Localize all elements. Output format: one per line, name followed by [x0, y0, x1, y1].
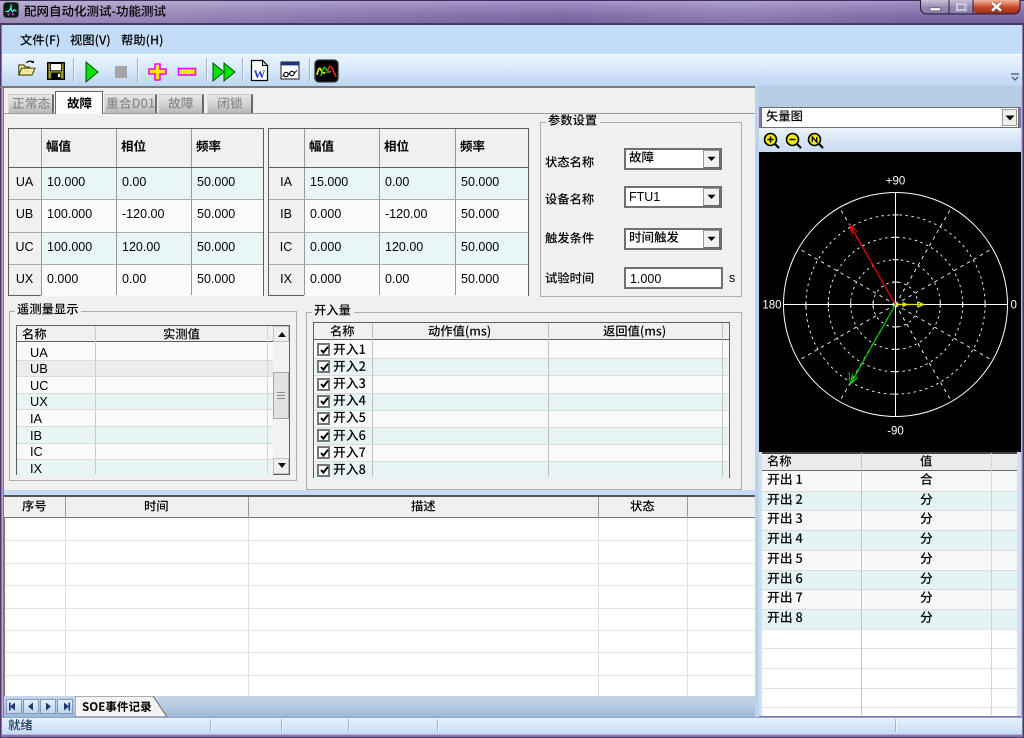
- svg-text:+90: +90: [886, 176, 906, 188]
- svg-text:1: 1: [847, 372, 853, 383]
- svg-text:0: 0: [1011, 300, 1017, 312]
- svg-text:180: 180: [762, 300, 781, 312]
- svg-text:-90: -90: [887, 426, 904, 438]
- svg-text:W: W: [254, 67, 266, 81]
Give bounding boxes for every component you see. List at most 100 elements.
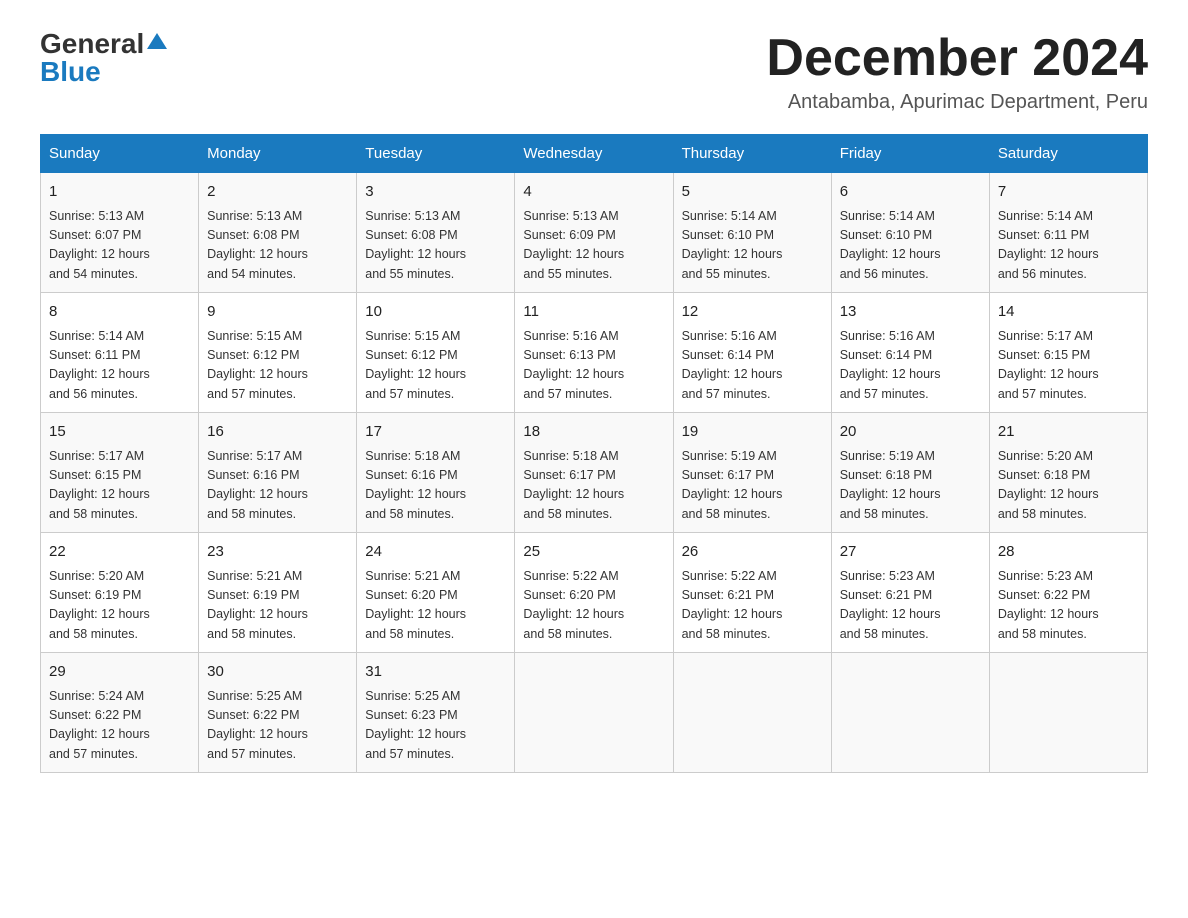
————
[TO DO]: Lay out the listing above as a Markdown table with the columns Row and Line, one numbered row per line and no rows for blank lines. Leave the pictures out of the table.

[RESULT OF THIS TASK]:
| Row | Line |
|---|---|
| 1 | Localize all elements. Output format: one per line, name followed by [x0, y0, x1, y1]. |
| 2 | - svg-text:+90: +90: [886, 176, 906, 188] |
| 3 | - svg-text:1: 1: [847, 372, 853, 383] |
| 4 | - svg-text:0: 0: [1011, 300, 1017, 312] |
| 5 | - svg-text:180: 180: [762, 300, 781, 312] |
| 6 | - svg-text:-90: -90: [887, 426, 904, 438] |
| 7 | - svg-text:W: W: [254, 67, 266, 81] |
| 8 | Give bounding boxes for every component you see. List at most 100 elements. |